-- START Records for this task --

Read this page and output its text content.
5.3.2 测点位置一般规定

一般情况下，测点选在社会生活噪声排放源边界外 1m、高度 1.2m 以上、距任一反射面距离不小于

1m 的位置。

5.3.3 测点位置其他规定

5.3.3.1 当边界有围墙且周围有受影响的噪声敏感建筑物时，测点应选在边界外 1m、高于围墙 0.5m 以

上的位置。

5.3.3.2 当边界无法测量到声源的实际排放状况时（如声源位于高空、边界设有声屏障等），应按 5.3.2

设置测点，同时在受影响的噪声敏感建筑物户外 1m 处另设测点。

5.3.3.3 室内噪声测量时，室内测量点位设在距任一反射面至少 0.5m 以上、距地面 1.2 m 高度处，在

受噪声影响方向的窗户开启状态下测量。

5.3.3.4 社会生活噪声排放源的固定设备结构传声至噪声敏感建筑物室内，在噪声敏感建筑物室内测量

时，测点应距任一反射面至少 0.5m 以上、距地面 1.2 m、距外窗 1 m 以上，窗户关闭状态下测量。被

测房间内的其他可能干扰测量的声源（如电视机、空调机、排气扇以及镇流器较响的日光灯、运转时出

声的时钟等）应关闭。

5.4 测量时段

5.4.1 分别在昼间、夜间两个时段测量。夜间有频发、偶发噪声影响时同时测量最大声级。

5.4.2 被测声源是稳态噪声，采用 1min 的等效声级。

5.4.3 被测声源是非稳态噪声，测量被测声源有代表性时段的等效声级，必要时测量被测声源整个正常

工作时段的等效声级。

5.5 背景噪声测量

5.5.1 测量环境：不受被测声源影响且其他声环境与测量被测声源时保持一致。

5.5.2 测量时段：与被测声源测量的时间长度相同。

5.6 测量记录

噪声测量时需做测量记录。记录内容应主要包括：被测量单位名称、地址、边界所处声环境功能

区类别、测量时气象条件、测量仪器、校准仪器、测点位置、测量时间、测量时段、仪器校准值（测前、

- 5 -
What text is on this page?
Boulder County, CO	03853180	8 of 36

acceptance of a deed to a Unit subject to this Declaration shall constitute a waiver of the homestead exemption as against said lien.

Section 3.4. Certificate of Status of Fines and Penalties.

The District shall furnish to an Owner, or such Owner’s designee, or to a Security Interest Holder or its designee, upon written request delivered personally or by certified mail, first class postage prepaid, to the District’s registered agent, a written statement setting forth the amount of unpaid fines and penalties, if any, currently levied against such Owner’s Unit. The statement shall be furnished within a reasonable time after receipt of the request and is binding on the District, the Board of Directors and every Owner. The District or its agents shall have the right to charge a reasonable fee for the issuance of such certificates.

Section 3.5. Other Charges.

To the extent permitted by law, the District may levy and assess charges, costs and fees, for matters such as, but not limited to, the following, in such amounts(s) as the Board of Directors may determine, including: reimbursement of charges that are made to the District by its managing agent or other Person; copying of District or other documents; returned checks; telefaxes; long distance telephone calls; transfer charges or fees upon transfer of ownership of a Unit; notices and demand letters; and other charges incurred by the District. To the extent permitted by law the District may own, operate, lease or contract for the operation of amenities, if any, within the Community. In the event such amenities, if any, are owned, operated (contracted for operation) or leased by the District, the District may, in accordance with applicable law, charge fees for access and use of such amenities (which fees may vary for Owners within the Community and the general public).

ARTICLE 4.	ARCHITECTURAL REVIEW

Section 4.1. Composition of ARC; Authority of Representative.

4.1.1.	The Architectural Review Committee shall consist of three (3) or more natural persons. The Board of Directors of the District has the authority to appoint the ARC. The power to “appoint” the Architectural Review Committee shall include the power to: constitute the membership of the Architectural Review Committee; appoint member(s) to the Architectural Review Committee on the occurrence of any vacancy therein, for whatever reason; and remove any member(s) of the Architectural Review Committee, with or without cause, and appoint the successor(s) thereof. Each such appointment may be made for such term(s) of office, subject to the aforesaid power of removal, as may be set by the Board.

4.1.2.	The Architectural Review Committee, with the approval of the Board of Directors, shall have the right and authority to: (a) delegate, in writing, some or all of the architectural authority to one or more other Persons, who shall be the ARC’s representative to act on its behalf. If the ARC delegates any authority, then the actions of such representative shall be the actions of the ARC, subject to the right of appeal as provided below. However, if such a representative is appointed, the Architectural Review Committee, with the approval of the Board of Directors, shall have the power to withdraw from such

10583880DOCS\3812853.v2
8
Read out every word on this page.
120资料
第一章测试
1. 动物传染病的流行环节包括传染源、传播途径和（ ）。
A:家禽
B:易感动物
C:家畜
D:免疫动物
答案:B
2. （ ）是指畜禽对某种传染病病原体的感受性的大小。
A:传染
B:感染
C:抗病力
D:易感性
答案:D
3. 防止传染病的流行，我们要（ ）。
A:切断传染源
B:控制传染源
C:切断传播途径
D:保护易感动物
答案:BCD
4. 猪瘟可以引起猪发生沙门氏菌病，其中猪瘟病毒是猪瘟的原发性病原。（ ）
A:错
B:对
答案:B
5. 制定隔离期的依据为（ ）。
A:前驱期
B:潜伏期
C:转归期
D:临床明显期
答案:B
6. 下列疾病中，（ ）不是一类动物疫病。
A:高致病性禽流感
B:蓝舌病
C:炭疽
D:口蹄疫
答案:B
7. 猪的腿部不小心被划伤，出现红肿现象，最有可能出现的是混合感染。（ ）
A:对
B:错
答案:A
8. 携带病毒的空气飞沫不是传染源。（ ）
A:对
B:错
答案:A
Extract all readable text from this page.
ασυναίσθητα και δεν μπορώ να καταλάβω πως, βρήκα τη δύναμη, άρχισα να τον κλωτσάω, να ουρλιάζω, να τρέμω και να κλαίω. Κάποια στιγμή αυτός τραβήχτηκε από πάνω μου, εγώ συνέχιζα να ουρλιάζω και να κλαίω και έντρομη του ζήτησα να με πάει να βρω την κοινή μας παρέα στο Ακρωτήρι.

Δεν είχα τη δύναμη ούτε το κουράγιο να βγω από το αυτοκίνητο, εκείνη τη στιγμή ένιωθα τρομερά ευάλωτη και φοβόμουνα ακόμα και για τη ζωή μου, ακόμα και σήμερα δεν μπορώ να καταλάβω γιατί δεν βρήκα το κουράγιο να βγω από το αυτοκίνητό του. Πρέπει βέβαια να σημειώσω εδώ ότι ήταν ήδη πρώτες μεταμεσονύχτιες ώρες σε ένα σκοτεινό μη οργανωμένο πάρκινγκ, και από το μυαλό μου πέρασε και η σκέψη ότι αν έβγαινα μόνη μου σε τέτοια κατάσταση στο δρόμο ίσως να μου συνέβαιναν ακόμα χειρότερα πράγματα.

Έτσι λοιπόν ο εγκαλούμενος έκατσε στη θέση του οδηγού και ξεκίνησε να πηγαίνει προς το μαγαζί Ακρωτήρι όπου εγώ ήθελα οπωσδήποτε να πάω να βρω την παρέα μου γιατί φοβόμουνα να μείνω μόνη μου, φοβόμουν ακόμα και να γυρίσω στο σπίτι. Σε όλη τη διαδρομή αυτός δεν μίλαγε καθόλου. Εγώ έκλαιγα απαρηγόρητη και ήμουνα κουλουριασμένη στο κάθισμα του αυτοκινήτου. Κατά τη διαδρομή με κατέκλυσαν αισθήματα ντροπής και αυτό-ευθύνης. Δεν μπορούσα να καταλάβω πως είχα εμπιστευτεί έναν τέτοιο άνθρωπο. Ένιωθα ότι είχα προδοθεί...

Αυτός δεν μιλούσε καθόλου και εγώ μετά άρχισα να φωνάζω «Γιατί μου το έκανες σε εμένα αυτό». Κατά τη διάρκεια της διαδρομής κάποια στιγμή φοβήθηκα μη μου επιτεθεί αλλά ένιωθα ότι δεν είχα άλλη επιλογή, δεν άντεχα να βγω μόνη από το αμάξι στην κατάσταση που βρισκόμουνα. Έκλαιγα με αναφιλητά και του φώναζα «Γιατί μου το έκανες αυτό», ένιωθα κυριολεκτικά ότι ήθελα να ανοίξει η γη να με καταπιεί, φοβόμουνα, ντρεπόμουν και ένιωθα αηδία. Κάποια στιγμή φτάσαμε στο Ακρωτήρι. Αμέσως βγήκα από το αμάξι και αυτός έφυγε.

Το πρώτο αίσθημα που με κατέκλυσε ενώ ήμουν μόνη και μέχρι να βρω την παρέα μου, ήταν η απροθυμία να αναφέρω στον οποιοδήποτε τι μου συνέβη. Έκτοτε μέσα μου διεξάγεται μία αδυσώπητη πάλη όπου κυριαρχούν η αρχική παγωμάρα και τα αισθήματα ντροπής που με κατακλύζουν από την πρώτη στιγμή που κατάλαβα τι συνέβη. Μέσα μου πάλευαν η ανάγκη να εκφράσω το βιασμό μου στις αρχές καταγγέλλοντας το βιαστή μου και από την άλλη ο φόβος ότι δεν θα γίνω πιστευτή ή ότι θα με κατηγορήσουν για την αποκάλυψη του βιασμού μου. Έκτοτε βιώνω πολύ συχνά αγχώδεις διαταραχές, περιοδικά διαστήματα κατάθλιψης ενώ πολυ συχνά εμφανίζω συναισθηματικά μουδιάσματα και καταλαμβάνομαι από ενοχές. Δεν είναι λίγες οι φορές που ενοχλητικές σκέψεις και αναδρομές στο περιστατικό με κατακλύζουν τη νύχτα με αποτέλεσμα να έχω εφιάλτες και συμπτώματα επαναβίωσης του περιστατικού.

-- END Records for this task --

> **What to produce**:
Check every line of the listing for the string "δύναμη" and report how many lines have it, as a number alone.

> **Worked answer**:
2